Exercise: Change "tooltip-unit" to "tooltip-suffix" in every listing and copy the lines out again with nothing else altered. Leave the pictures out.

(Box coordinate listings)
********************

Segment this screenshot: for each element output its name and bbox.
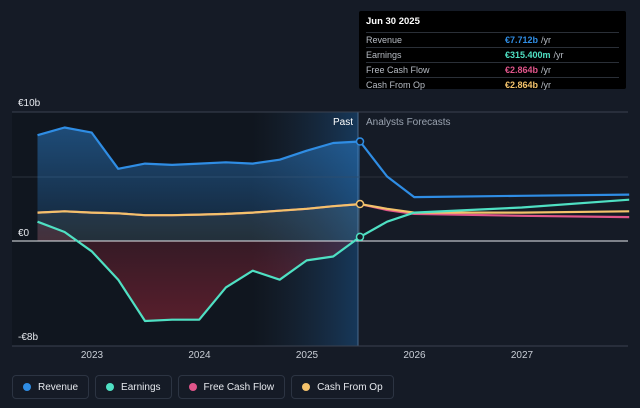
tooltip: Jun 30 2025 Revenue €7.712b /yr Earnings…: [359, 11, 626, 92]
forecast-label: Analysts Forecasts: [366, 117, 450, 128]
y-tick-label: €0: [18, 228, 30, 239]
revenue-line: [37, 126, 630, 199]
legend-label: Free Cash Flow: [203, 381, 275, 393]
earnings-dot-icon: [106, 383, 115, 391]
tooltip-unit: /yr: [553, 50, 564, 60]
legend-item-revenue[interactable]: Revenue: [12, 375, 90, 399]
legend-item-cash-from-op[interactable]: Cash From Op: [291, 375, 394, 399]
tooltip-value: €2.864b: [505, 80, 539, 90]
x-tick-label: 2025: [296, 350, 319, 361]
past-label: Past: [333, 117, 353, 128]
revenue-dot-icon: [23, 383, 31, 391]
x-tick-label: 2026: [403, 350, 426, 361]
legend: Revenue Earnings Free Cash Flow Cash Fro…: [12, 375, 394, 399]
tooltip-unit: /yr: [541, 35, 552, 45]
earnings-marker: [355, 232, 365, 242]
tooltip-value: €2.864b: [505, 65, 539, 75]
tooltip-row-free-cash-flow: Free Cash Flow €2.864b /yr: [366, 62, 619, 77]
y-tick-label: €10b: [18, 98, 41, 109]
x-tick-label: 2023: [81, 350, 104, 361]
revenue-marker: [355, 137, 365, 146]
tooltip-label: Cash From Op: [366, 80, 426, 90]
legend-item-earnings[interactable]: Earnings: [95, 375, 172, 399]
tooltip-value: €315.400m: [505, 50, 551, 60]
tooltip-unit: /yr: [541, 65, 552, 75]
y-tick-label: -€8b: [18, 332, 38, 343]
tooltip-row-revenue: Revenue €7.712b /yr: [366, 32, 619, 47]
legend-label: Earnings: [121, 381, 161, 393]
tooltip-date: Jun 30 2025: [366, 16, 420, 27]
earnings-line: [37, 198, 630, 323]
legend-label: Revenue: [38, 381, 79, 393]
tooltip-unit: /yr: [541, 80, 552, 90]
free-cash-flow-dot-icon: [188, 383, 197, 391]
tooltip-row-cash-from-op: Cash From Op €2.864b /yr: [366, 77, 619, 92]
tooltip-label: Revenue: [366, 35, 403, 45]
earnings-area: [37, 221, 360, 321]
tooltip-label: Free Cash Flow: [366, 65, 430, 75]
cash-from-op-marker: [355, 199, 365, 209]
x-tick-label: 2027: [511, 350, 534, 361]
tooltip-value: €7.712b: [505, 35, 539, 45]
tooltip-label: Earnings: [366, 50, 402, 60]
cash-from-op-line: [37, 203, 630, 217]
cash-from-op-dot-icon: [302, 383, 311, 391]
legend-item-free-cash-flow[interactable]: Free Cash Flow: [177, 375, 286, 399]
legend-label: Cash From Op: [317, 381, 383, 393]
tooltip-row-earnings: Earnings €315.400m /yr: [366, 47, 619, 62]
x-tick-label: 2024: [188, 350, 211, 361]
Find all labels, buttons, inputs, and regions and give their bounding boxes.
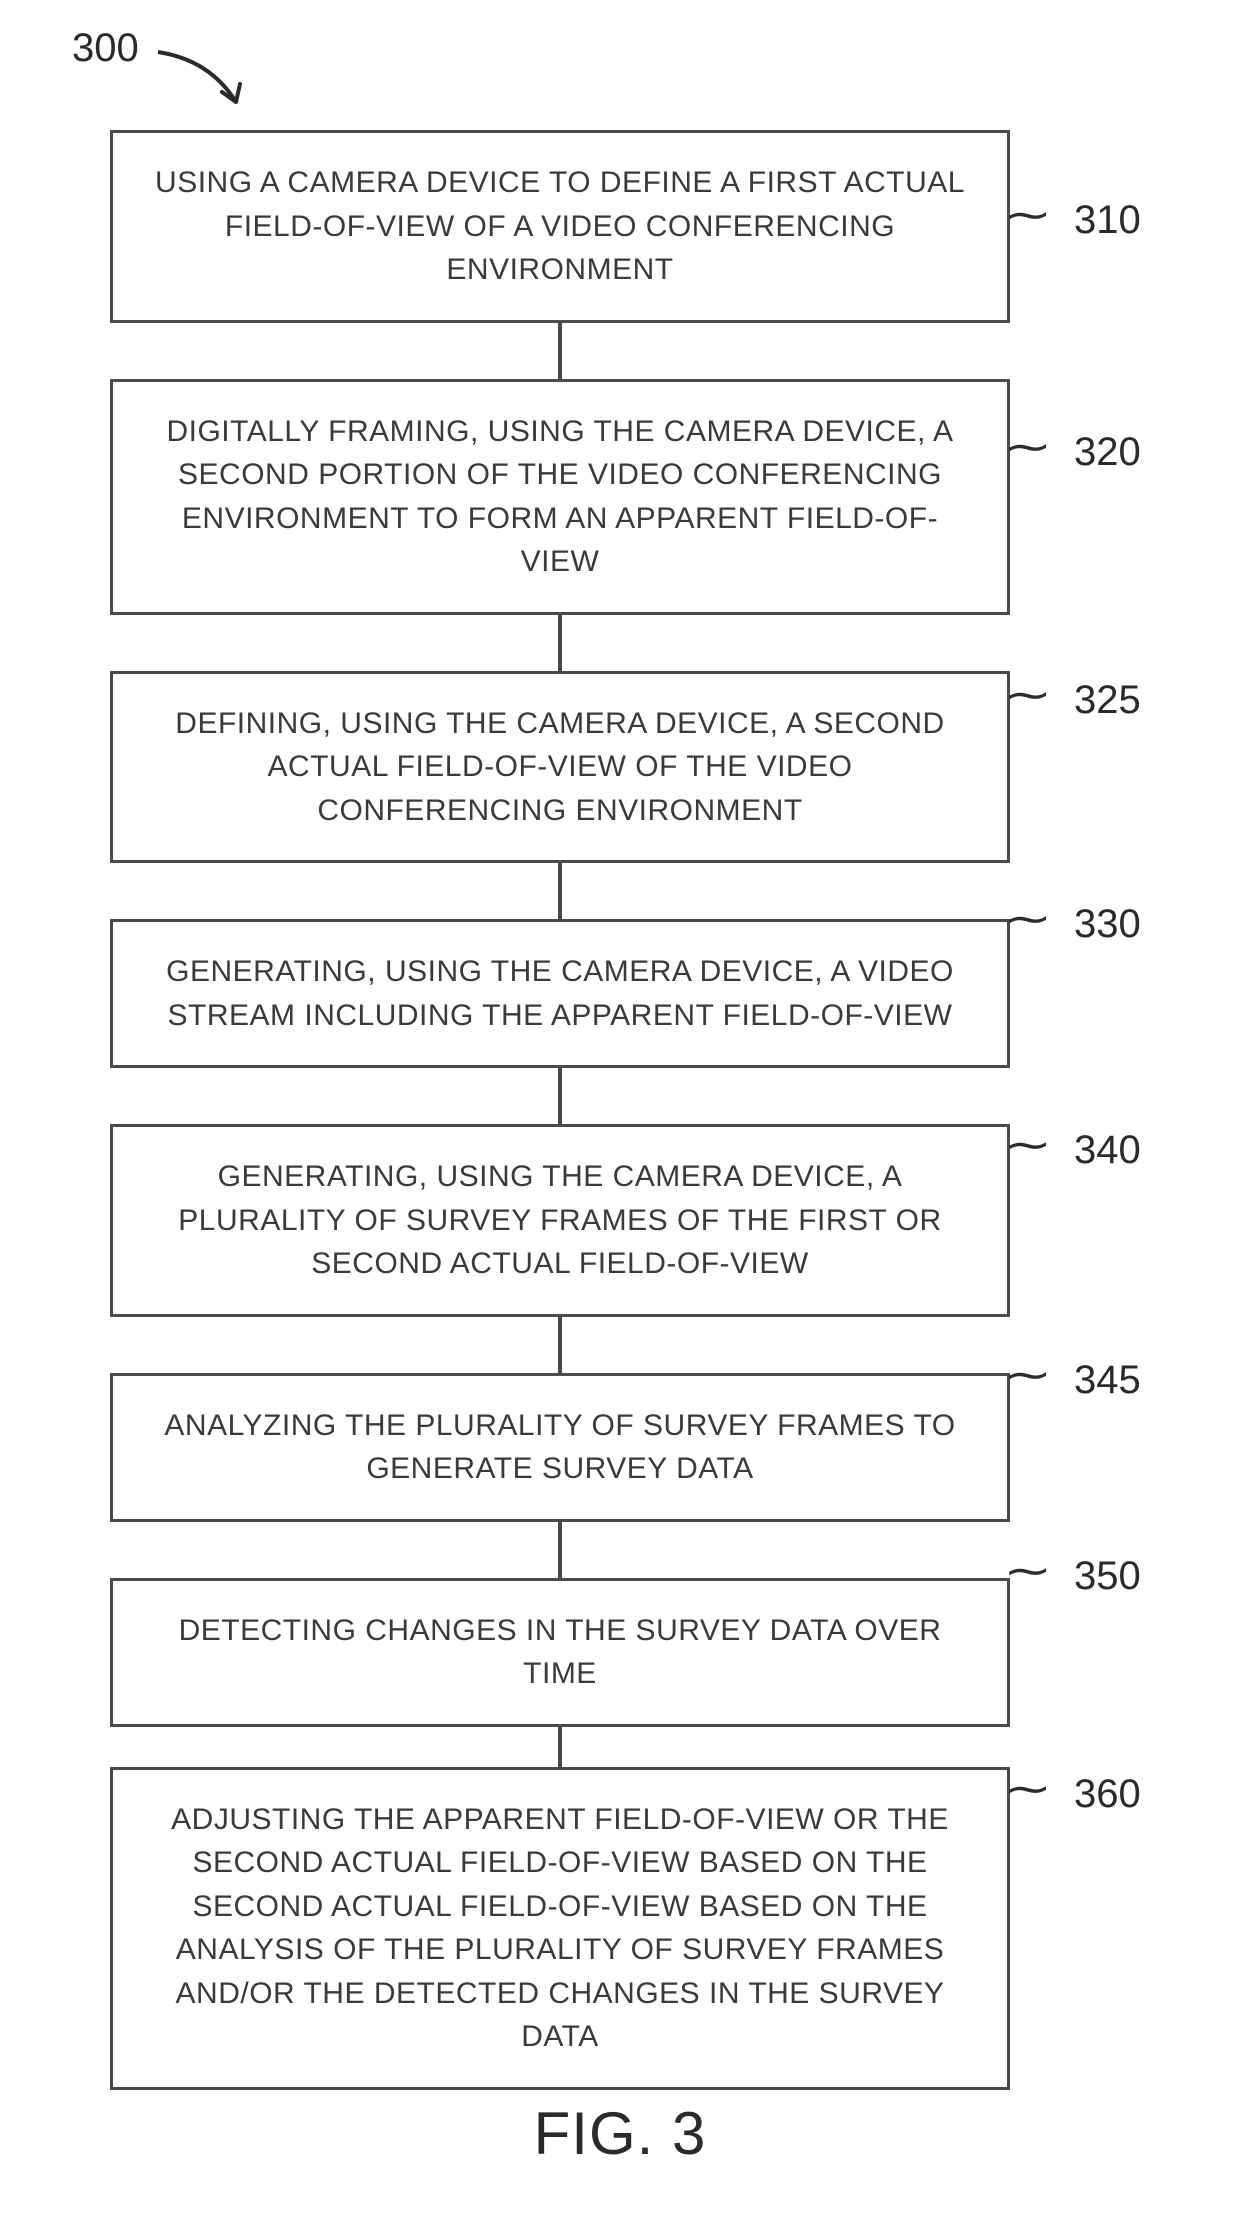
step-box-350: DETECTING CHANGES IN THE SURVEY DATA OVE… — [110, 1578, 1010, 1727]
leader-line-icon: ∼ — [1003, 670, 1052, 719]
ref-330: 330 — [1074, 902, 1141, 947]
leader-line-icon: ∼ — [1003, 1350, 1052, 1399]
leader-line-icon: ∼ — [1003, 422, 1052, 471]
leader-line-icon: ∼ — [1003, 190, 1052, 239]
leader-line-icon: ∼ — [1003, 1546, 1052, 1595]
figure-ref-300: 300 — [72, 26, 139, 71]
flowchart: USING A CAMERA DEVICE TO DEFINE A FIRST … — [110, 130, 1010, 2090]
step-box-360: ADJUSTING THE APPARENT FIELD-OF-VIEW OR … — [110, 1767, 1010, 2090]
connector — [558, 323, 562, 379]
figure-caption: FIG. 3 — [534, 2099, 707, 2168]
step-box-340: GENERATING, USING THE CAMERA DEVICE, A P… — [110, 1124, 1010, 1317]
ref-325: 325 — [1074, 678, 1141, 723]
step-box-330: GENERATING, USING THE CAMERA DEVICE, A V… — [110, 919, 1010, 1068]
connector — [558, 1727, 562, 1767]
ref-350: 350 — [1074, 1554, 1141, 1599]
leader-line-icon: ∼ — [1003, 1120, 1052, 1169]
ref-310: 310 — [1074, 198, 1141, 243]
step-box-325: DEFINING, USING THE CAMERA DEVICE, A SEC… — [110, 671, 1010, 864]
leader-line-icon: ∼ — [1003, 1764, 1052, 1813]
connector — [558, 1522, 562, 1578]
step-box-320: DIGITALLY FRAMING, USING THE CAMERA DEVI… — [110, 379, 1010, 615]
step-box-345: ANALYZING THE PLURALITY OF SURVEY FRAMES… — [110, 1373, 1010, 1522]
ref-320: 320 — [1074, 430, 1141, 475]
leader-line-icon: ∼ — [1003, 894, 1052, 943]
connector — [558, 1317, 562, 1373]
step-box-310: USING A CAMERA DEVICE TO DEFINE A FIRST … — [110, 130, 1010, 323]
connector — [558, 863, 562, 919]
ref-340: 340 — [1074, 1128, 1141, 1173]
pointer-arrow-icon — [150, 40, 260, 130]
ref-360: 360 — [1074, 1772, 1141, 1817]
connector — [558, 1068, 562, 1124]
connector — [558, 615, 562, 671]
ref-345: 345 — [1074, 1358, 1141, 1403]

********************

The solution:
Segment this screenshot: for each element output its name and bbox.
tooltip: Jun 30 2025 Revenue €7.712b /yr Earnings…: [359, 11, 626, 92]
forecast-label: Analysts Forecasts: [366, 117, 450, 128]
y-tick-label: €0: [18, 228, 30, 239]
revenue-line: [37, 126, 630, 199]
legend-label: Free Cash Flow: [203, 381, 275, 393]
earnings-dot-icon: [106, 383, 115, 391]
tooltip-suffix: /yr: [553, 50, 564, 60]
legend-item-revenue[interactable]: Revenue: [12, 375, 90, 399]
legend-item-cash-from-op[interactable]: Cash From Op: [291, 375, 394, 399]
tooltip-value: €2.864b: [505, 80, 539, 90]
x-tick-label: 2025: [296, 350, 319, 361]
past-label: Past: [333, 117, 353, 128]
revenue-dot-icon: [23, 383, 31, 391]
x-tick-label: 2026: [403, 350, 426, 361]
legend: Revenue Earnings Free Cash Flow Cash Fro…: [12, 375, 394, 399]
tooltip-suffix: /yr: [541, 35, 552, 45]
earnings-marker: [355, 232, 365, 242]
tooltip-value: €2.864b: [505, 65, 539, 75]
tooltip-row-free-cash-flow: Free Cash Flow €2.864b /yr: [366, 62, 619, 77]
y-tick-label: €10b: [18, 98, 41, 109]
x-tick-label: 2023: [81, 350, 104, 361]
revenue-marker: [355, 137, 365, 146]
tooltip-label: Cash From Op: [366, 80, 426, 90]
legend-item-earnings[interactable]: Earnings: [95, 375, 172, 399]
tooltip-value: €315.400m: [505, 50, 551, 60]
tooltip-suffix: /yr: [541, 65, 552, 75]
y-tick-label: -€8b: [18, 332, 38, 343]
tooltip-row-revenue: Revenue €7.712b /yr: [366, 32, 619, 47]
legend-label: Earnings: [121, 381, 161, 393]
tooltip-date: Jun 30 2025: [366, 16, 420, 27]
earnings-line: [37, 198, 630, 323]
legend-label: Revenue: [38, 381, 79, 393]
tooltip-suffix: /yr: [541, 80, 552, 90]
free-cash-flow-dot-icon: [188, 383, 197, 391]
tooltip-row-cash-from-op: Cash From Op €2.864b /yr: [366, 77, 619, 92]
tooltip-label: Revenue: [366, 35, 403, 45]
earnings-area: [37, 221, 360, 321]
tooltip-label: Free Cash Flow: [366, 65, 430, 75]
cash-from-op-marker: [355, 199, 365, 209]
x-tick-label: 2027: [511, 350, 534, 361]
tooltip-value: €7.712b: [505, 35, 539, 45]
tooltip-label: Earnings: [366, 50, 402, 60]
cash-from-op-line: [37, 203, 630, 217]
cash-from-op-dot-icon: [302, 383, 311, 391]
legend-item-free-cash-flow[interactable]: Free Cash Flow: [177, 375, 286, 399]
legend-label: Cash From Op: [317, 381, 383, 393]
tooltip-row-earnings: Earnings €315.400m /yr: [366, 47, 619, 62]
x-tick-label: 2024: [188, 350, 211, 361]
Find all labels, buttons, inputs, and regions and give their bounding boxes.
step-box-350: DETECTING CHANGES IN THE SURVEY DATA OVE… — [110, 1578, 1010, 1727]
leader-line-icon: ∼ — [1003, 670, 1052, 719]
ref-330: 330 — [1074, 902, 1141, 947]
leader-line-icon: ∼ — [1003, 1350, 1052, 1399]
leader-line-icon: ∼ — [1003, 422, 1052, 471]
leader-line-icon: ∼ — [1003, 190, 1052, 239]
leader-line-icon: ∼ — [1003, 1546, 1052, 1595]
figure-ref-300: 300 — [72, 26, 139, 71]
flowchart: USING A CAMERA DEVICE TO DEFINE A FIRST … — [110, 130, 1010, 2090]
step-box-360: ADJUSTING THE APPARENT FIELD-OF-VIEW OR … — [110, 1767, 1010, 2090]
connector — [558, 323, 562, 379]
figure-caption: FIG. 3 — [534, 2099, 707, 2168]
step-box-340: GENERATING, USING THE CAMERA DEVICE, A P… — [110, 1124, 1010, 1317]
ref-325: 325 — [1074, 678, 1141, 723]
step-box-330: GENERATING, USING THE CAMERA DEVICE, A V… — [110, 919, 1010, 1068]
connector — [558, 1727, 562, 1767]
ref-350: 350 — [1074, 1554, 1141, 1599]
leader-line-icon: ∼ — [1003, 1120, 1052, 1169]
ref-310: 310 — [1074, 198, 1141, 243]
step-box-325: DEFINING, USING THE CAMERA DEVICE, A SEC… — [110, 671, 1010, 864]
leader-line-icon: ∼ — [1003, 1764, 1052, 1813]
connector — [558, 1522, 562, 1578]
step-box-320: DIGITALLY FRAMING, USING THE CAMERA DEVI… — [110, 379, 1010, 615]
step-box-345: ANALYZING THE PLURALITY OF SURVEY FRAMES… — [110, 1373, 1010, 1522]
ref-320: 320 — [1074, 430, 1141, 475]
leader-line-icon: ∼ — [1003, 894, 1052, 943]
connector — [558, 1317, 562, 1373]
step-box-310: USING A CAMERA DEVICE TO DEFINE A FIRST … — [110, 130, 1010, 323]
connector — [558, 863, 562, 919]
ref-340: 340 — [1074, 1128, 1141, 1173]
pointer-arrow-icon — [150, 40, 260, 130]
ref-360: 360 — [1074, 1772, 1141, 1817]
connector — [558, 1068, 562, 1124]
connector — [558, 615, 562, 671]
ref-345: 345 — [1074, 1358, 1141, 1403]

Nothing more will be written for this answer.